Data entries:
++++++++
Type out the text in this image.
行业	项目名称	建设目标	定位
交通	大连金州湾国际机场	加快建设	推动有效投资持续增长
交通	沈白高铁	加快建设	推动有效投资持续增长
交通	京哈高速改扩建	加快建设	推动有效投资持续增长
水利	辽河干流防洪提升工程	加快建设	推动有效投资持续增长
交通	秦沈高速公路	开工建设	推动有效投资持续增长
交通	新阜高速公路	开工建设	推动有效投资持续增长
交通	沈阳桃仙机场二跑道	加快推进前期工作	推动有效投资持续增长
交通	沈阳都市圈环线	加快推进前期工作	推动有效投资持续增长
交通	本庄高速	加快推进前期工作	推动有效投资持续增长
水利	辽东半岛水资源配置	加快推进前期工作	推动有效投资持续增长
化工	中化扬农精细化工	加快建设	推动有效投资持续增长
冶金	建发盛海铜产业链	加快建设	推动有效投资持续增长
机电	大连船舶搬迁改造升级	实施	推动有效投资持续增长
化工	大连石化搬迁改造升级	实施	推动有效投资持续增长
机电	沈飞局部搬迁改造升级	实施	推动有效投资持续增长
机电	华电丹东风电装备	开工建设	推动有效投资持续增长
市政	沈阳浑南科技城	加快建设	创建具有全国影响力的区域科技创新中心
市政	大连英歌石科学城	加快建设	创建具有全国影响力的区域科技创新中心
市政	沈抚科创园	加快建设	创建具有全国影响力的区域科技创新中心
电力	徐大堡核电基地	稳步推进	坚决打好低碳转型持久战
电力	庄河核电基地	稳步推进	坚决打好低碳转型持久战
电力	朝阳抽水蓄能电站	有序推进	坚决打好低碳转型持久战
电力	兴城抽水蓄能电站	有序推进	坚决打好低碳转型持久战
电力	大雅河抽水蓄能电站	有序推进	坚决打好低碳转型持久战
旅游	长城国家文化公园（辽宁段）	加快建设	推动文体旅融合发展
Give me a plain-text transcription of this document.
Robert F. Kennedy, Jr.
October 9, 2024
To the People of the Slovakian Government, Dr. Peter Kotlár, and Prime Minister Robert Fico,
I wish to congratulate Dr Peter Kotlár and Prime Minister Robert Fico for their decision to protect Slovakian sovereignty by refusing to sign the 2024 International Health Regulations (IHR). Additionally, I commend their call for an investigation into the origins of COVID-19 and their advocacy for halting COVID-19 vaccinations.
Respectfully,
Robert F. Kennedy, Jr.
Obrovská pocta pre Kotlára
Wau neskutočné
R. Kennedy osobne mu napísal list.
++++++++
■ TO DO: Look for "Slovakian" and pull out every line that has it.

■ RIGHT ANSWER:
To the People of the Slovakian Government, Dr. Peter Kotlár, and Prime Minister Robert Fico,
I wish to congratulate Dr Peter Kotlár and Prime Minister Robert Fico for their decision to protect Slovakian sovereignty by refusing to sign the 2024 International Health Regulations (IHR). Additionally, I commend their call for an investigation into the origins of COVID-19 and their advocacy for halting COVID-19 vaccinations.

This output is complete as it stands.